__Prompt__. Say how many lines include "time", with no words around the number.

__Dataset__.
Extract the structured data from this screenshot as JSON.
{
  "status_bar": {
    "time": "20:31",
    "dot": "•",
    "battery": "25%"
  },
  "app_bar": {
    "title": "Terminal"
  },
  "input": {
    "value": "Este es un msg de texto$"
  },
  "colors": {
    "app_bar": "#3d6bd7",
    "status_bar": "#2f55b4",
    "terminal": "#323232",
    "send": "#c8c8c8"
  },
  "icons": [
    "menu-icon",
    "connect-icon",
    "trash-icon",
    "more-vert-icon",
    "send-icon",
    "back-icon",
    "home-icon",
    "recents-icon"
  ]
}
--
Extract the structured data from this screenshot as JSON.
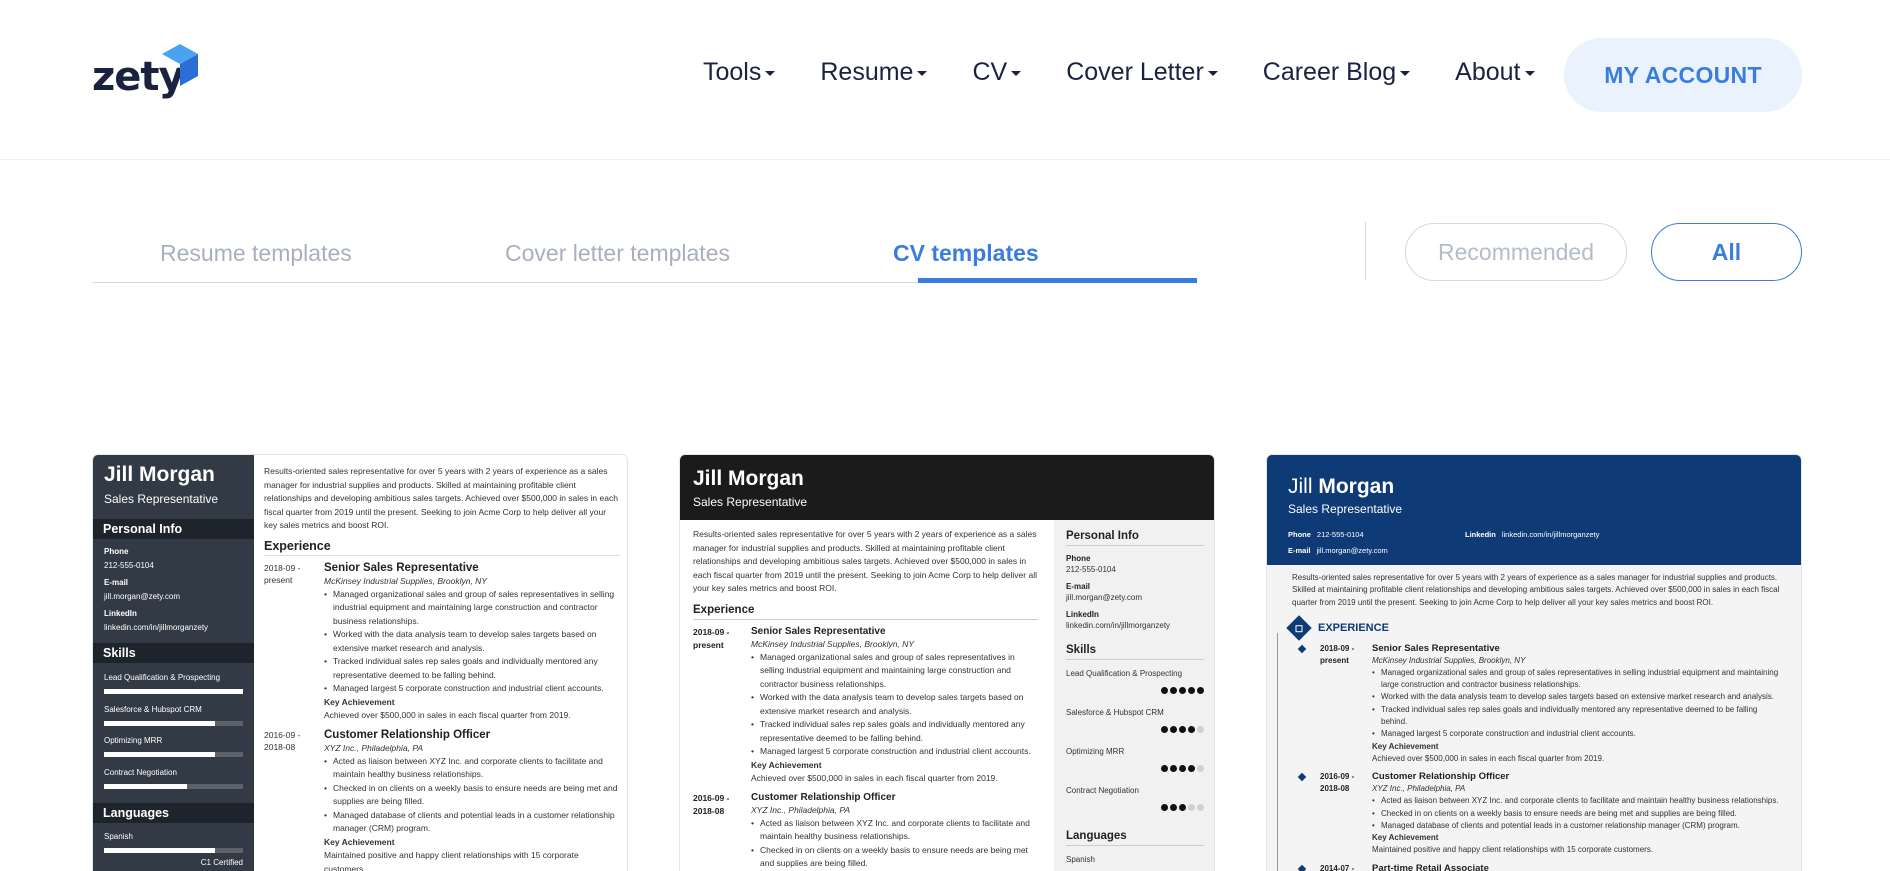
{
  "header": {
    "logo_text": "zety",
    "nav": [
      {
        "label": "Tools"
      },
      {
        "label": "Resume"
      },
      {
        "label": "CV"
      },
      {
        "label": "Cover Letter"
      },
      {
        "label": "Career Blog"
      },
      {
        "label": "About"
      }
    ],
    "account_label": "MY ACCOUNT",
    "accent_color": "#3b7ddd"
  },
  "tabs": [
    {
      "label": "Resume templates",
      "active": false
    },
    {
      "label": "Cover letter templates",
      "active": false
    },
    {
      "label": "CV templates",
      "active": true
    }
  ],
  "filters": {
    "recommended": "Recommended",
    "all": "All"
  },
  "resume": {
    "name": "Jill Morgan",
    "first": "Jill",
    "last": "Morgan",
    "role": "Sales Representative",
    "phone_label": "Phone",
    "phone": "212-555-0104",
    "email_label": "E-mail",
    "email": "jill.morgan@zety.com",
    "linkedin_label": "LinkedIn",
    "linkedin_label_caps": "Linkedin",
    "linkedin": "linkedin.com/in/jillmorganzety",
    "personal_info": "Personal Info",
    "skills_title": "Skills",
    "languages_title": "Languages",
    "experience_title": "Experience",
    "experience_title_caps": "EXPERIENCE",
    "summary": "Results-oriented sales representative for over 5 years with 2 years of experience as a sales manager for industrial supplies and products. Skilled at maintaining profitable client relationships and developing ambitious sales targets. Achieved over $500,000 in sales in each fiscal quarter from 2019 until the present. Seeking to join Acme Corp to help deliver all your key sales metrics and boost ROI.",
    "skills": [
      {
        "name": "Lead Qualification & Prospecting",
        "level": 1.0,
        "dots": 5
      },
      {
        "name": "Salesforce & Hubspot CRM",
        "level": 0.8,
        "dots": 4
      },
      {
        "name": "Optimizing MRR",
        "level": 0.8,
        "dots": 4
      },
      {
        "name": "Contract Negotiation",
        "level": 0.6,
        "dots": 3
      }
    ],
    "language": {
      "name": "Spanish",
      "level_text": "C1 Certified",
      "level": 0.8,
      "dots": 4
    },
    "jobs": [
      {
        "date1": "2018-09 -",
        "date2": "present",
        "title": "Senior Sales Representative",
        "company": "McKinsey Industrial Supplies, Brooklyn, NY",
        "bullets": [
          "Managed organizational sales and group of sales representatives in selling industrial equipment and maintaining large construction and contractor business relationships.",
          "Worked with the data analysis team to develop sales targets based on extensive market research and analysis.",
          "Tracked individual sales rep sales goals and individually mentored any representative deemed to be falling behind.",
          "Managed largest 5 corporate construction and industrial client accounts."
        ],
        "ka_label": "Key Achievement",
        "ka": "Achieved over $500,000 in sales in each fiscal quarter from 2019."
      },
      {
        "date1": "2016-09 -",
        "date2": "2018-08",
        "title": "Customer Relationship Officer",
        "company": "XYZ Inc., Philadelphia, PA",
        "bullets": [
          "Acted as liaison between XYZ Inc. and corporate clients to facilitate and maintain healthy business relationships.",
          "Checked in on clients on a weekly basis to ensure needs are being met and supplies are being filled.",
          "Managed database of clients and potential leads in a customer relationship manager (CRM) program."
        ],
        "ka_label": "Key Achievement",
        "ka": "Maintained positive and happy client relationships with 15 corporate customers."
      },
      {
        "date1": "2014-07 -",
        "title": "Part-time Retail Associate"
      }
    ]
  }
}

__Solution for this problem__. 2